* [What is being asked] Keep the pictures out of the copy and print all the entries below exactly.
-- -- --
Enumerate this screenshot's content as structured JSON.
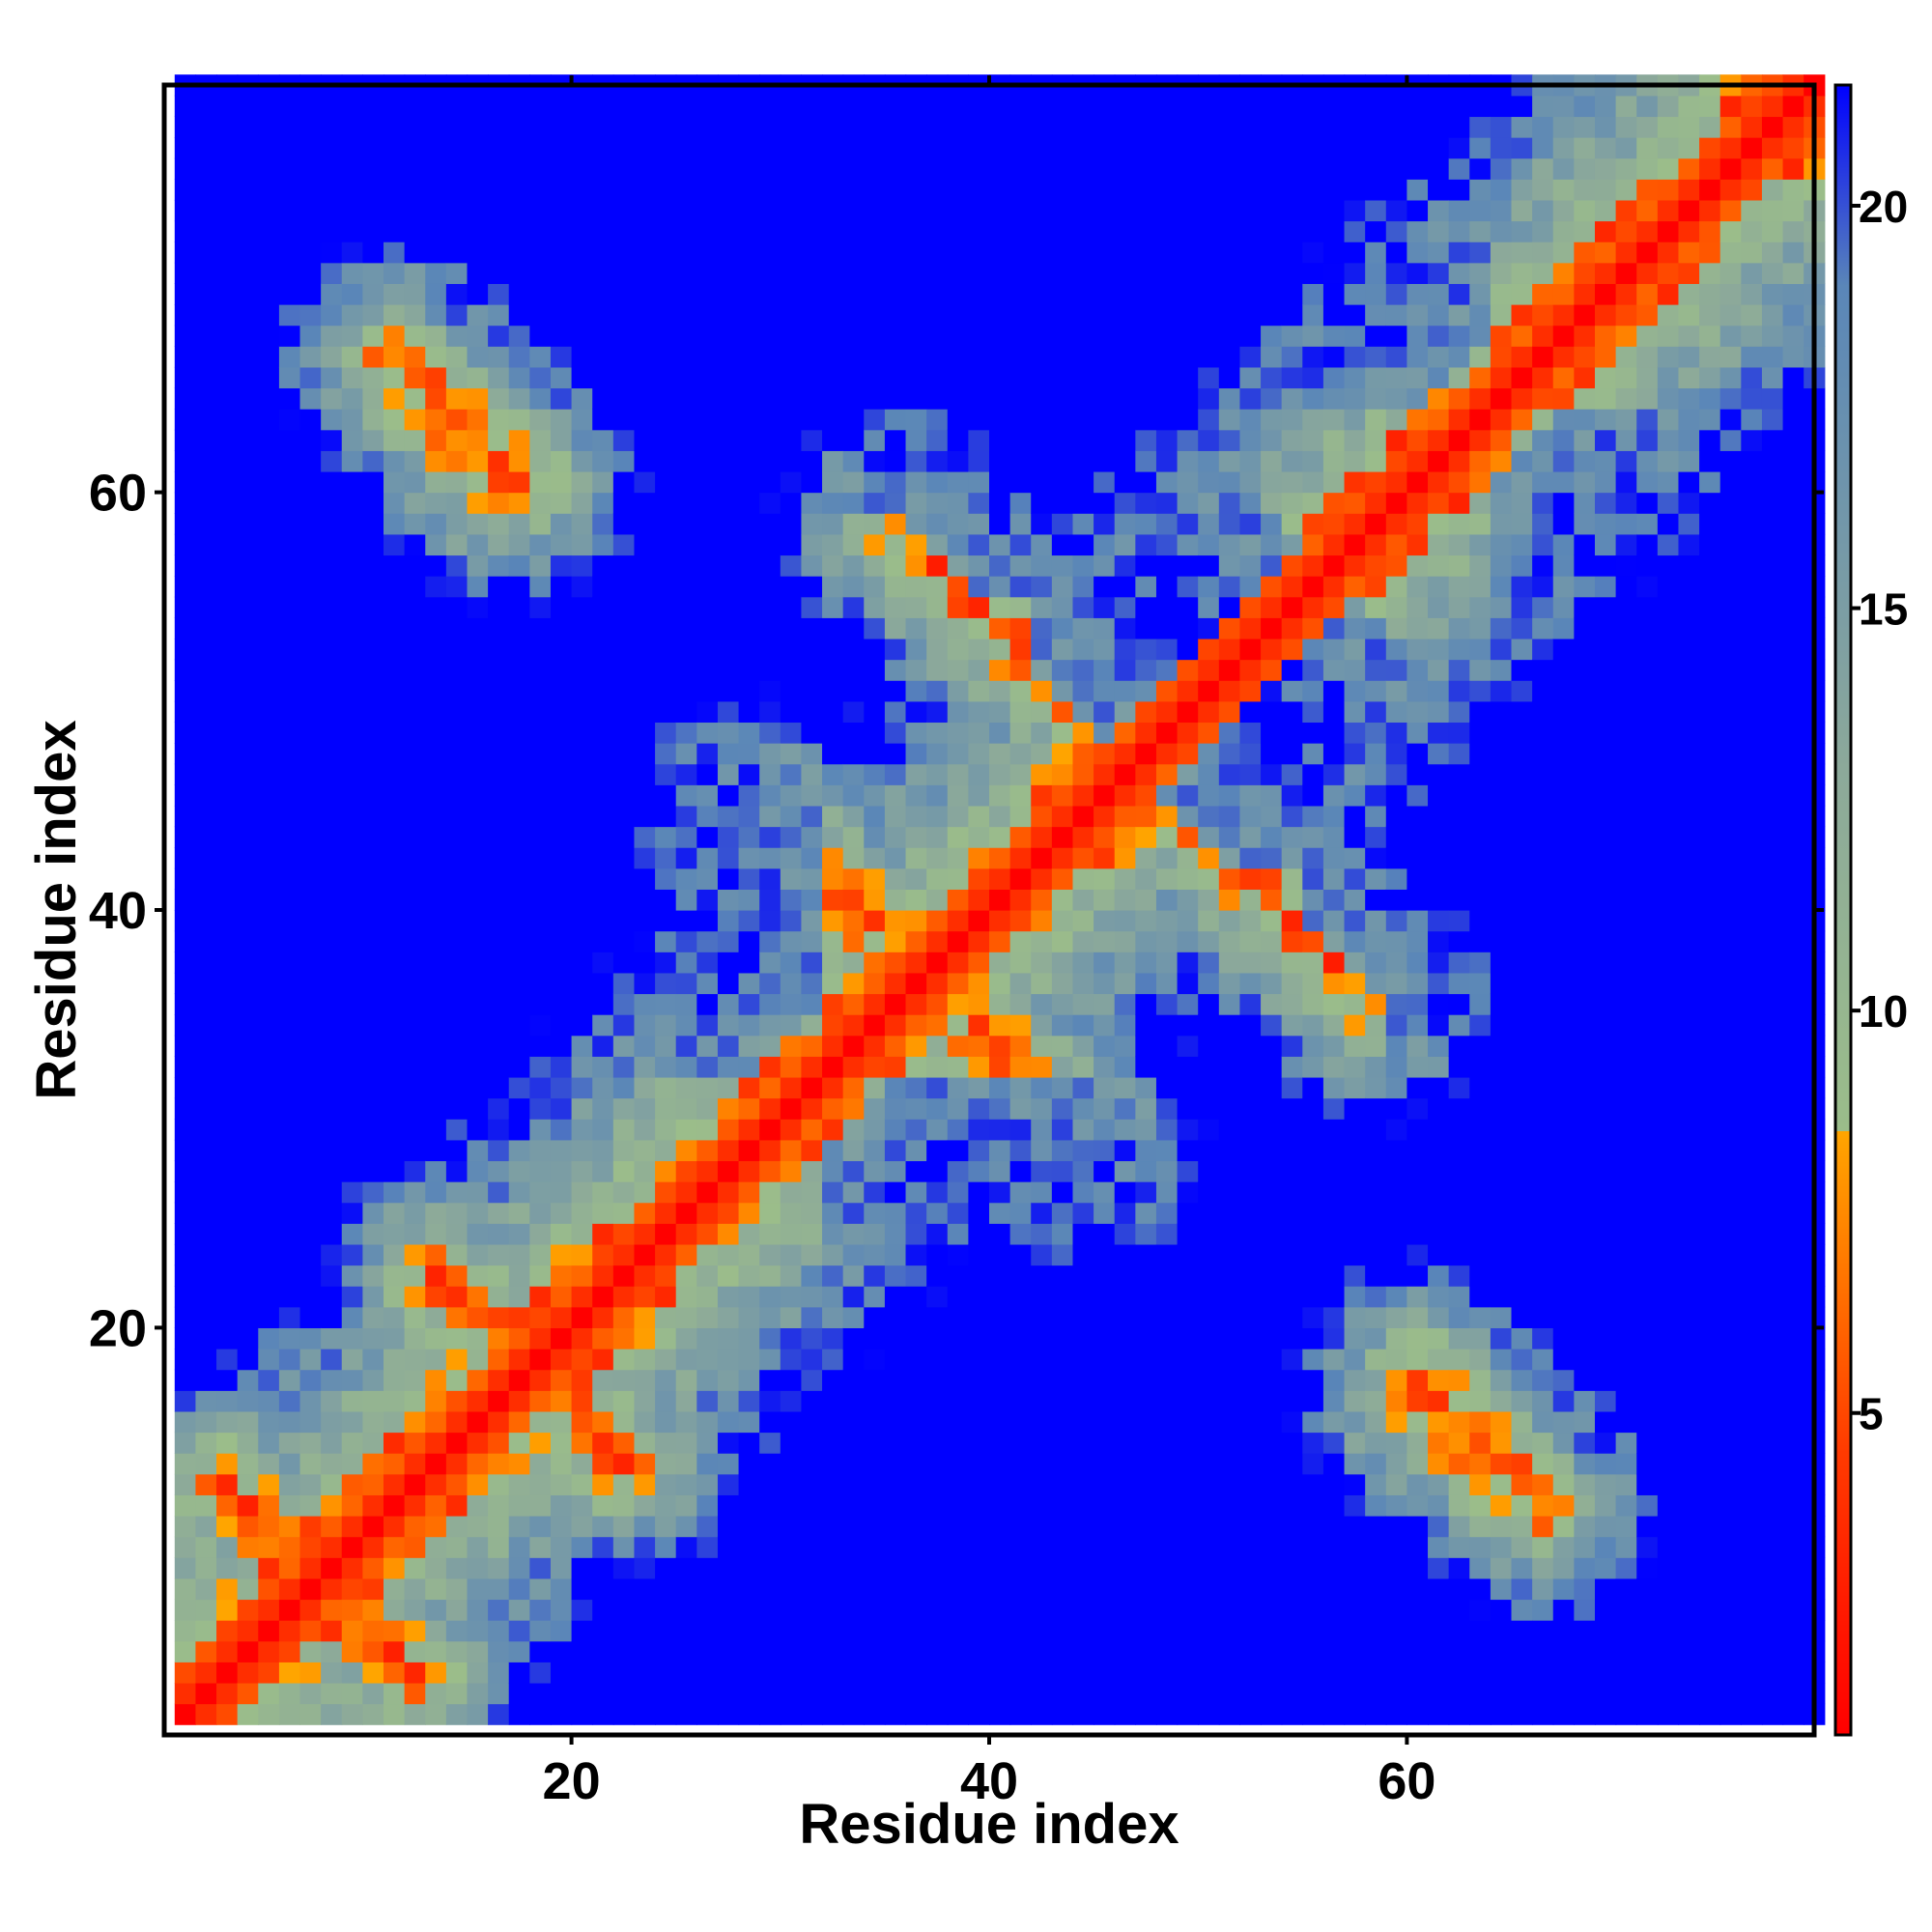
{
  "chart_data": {
    "type": "heatmap",
    "title": "",
    "xlabel": "Residue index",
    "ylabel": "Residue index",
    "n_residues": 79,
    "xlim": [
      1,
      79
    ],
    "ylim": [
      1,
      79
    ],
    "x_ticks": [
      20,
      40,
      60
    ],
    "y_ticks": [
      20,
      40,
      60
    ],
    "x_tick_labels": [
      "20",
      "40",
      "60"
    ],
    "y_tick_labels": [
      "20",
      "40",
      "60"
    ],
    "colorbar": {
      "ticks": [
        5,
        10,
        15,
        20
      ],
      "tick_labels": [
        "5",
        "10",
        "15",
        "20"
      ],
      "range": [
        1,
        21.5
      ],
      "stops": [
        {
          "value": 1,
          "color": "#ff0000"
        },
        {
          "value": 4.5,
          "color": "#ff3a00"
        },
        {
          "value": 8.5,
          "color": "#ffa500"
        },
        {
          "value": 8.5,
          "color": "#9bbd8a"
        },
        {
          "value": 13,
          "color": "#8ca99a"
        },
        {
          "value": 19,
          "color": "#5a86b8"
        },
        {
          "value": 21.5,
          "color": "#0000ff"
        }
      ]
    },
    "matrix_description": "Symmetric residue-residue distance map (Angstrom). Red diagonal band (|i-j|<=1 ~3.8), orange contacts along anti-diagonal segments, green/grey-blue intermediate distances, blue for distances above ~21.",
    "contact_segments": [
      {
        "i": [
          3,
          9
        ],
        "j": [
          12,
          6
        ]
      },
      {
        "i": [
          11,
          16
        ],
        "j": [
          66,
          60
        ]
      },
      {
        "i": [
          13,
          21
        ],
        "j": [
          22,
          14
        ]
      },
      {
        "i": [
          28,
          37
        ],
        "j": [
          44,
          36
        ]
      },
      {
        "i": [
          35,
          45
        ],
        "j": [
          58,
          48
        ]
      },
      {
        "i": [
          44,
          58
        ],
        "j": [
          49,
          35
        ]
      },
      {
        "i": [
          60,
          66
        ],
        "j": [
          17,
          11
        ]
      }
    ],
    "far_regions": [
      {
        "i_center": 5,
        "j_center": 55
      },
      {
        "i_center": 18,
        "j_center": 72
      },
      {
        "i_center": 33,
        "j_center": 70
      },
      {
        "i_center": 57,
        "j_center": 70
      },
      {
        "i_center": 74,
        "j_center": 55
      },
      {
        "i_center": 74,
        "j_center": 34
      },
      {
        "i_center": 74,
        "j_center": 18
      },
      {
        "i_center": 58,
        "j_center": 5
      },
      {
        "i_center": 35,
        "j_center": 8
      },
      {
        "i_center": 12,
        "j_center": 45
      },
      {
        "i_center": 25,
        "j_center": 38
      },
      {
        "i_center": 43,
        "j_center": 25
      },
      {
        "i_center": 54,
        "j_center": 48
      },
      {
        "i_center": 42,
        "j_center": 61
      },
      {
        "i_center": 65,
        "j_center": 35
      }
    ]
  }
}
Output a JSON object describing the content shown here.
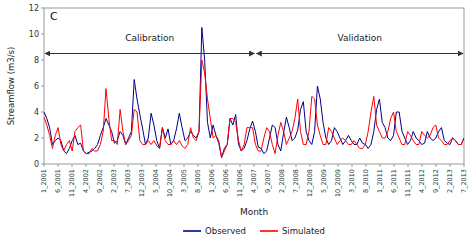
-- -- --
* [Task answer]
Enumerate this screenshot's content as structured JSON.
{
  "chart_data": {
    "type": "heatmap",
    "title": "",
    "xlabel": "Residue index",
    "ylabel": "Residue index",
    "n_residues": 79,
    "xlim": [
      1,
      79
    ],
    "ylim": [
      1,
      79
    ],
    "x_ticks": [
      20,
      40,
      60
    ],
    "y_ticks": [
      20,
      40,
      60
    ],
    "x_tick_labels": [
      "20",
      "40",
      "60"
    ],
    "y_tick_labels": [
      "20",
      "40",
      "60"
    ],
    "colorbar": {
      "ticks": [
        5,
        10,
        15,
        20
      ],
      "tick_labels": [
        "5",
        "10",
        "15",
        "20"
      ],
      "range": [
        1,
        21.5
      ],
      "stops": [
        {
          "value": 1,
          "color": "#ff0000"
        },
        {
          "value": 4.5,
          "color": "#ff3a00"
        },
        {
          "value": 8.5,
          "color": "#ffa500"
        },
        {
          "value": 8.5,
          "color": "#9bbd8a"
        },
        {
          "value": 13,
          "color": "#8ca99a"
        },
        {
          "value": 19,
          "color": "#5a86b8"
        },
        {
          "value": 21.5,
          "color": "#0000ff"
        }
      ]
    },
    "matrix_description": "Symmetric residue-residue distance map (Angstrom). Red diagonal band (|i-j|<=1 ~3.8), orange contacts along anti-diagonal segments, green/grey-blue intermediate distances, blue for distances above ~21.",
    "contact_segments": [
      {
        "i": [
          3,
          9
        ],
        "j": [
          12,
          6
        ]
      },
      {
        "i": [
          11,
          16
        ],
        "j": [
          66,
          60
        ]
      },
      {
        "i": [
          13,
          21
        ],
        "j": [
          22,
          14
        ]
      },
      {
        "i": [
          28,
          37
        ],
        "j": [
          44,
          36
        ]
      },
      {
        "i": [
          35,
          45
        ],
        "j": [
          58,
          48
        ]
      },
      {
        "i": [
          44,
          58
        ],
        "j": [
          49,
          35
        ]
      },
      {
        "i": [
          60,
          66
        ],
        "j": [
          17,
          11
        ]
      }
    ],
    "far_regions": [
      {
        "i_center": 5,
        "j_center": 55
      },
      {
        "i_center": 18,
        "j_center": 72
      },
      {
        "i_center": 33,
        "j_center": 70
      },
      {
        "i_center": 57,
        "j_center": 70
      },
      {
        "i_center": 74,
        "j_center": 55
      },
      {
        "i_center": 74,
        "j_center": 34
      },
      {
        "i_center": 74,
        "j_center": 18
      },
      {
        "i_center": 58,
        "j_center": 5
      },
      {
        "i_center": 35,
        "j_center": 8
      },
      {
        "i_center": 12,
        "j_center": 45
      },
      {
        "i_center": 25,
        "j_center": 38
      },
      {
        "i_center": 43,
        "j_center": 25
      },
      {
        "i_center": 54,
        "j_center": 48
      },
      {
        "i_center": 42,
        "j_center": 61
      },
      {
        "i_center": 65,
        "j_center": 35
      }
    ]
  }
}
Output a JSON object describing the content shown here.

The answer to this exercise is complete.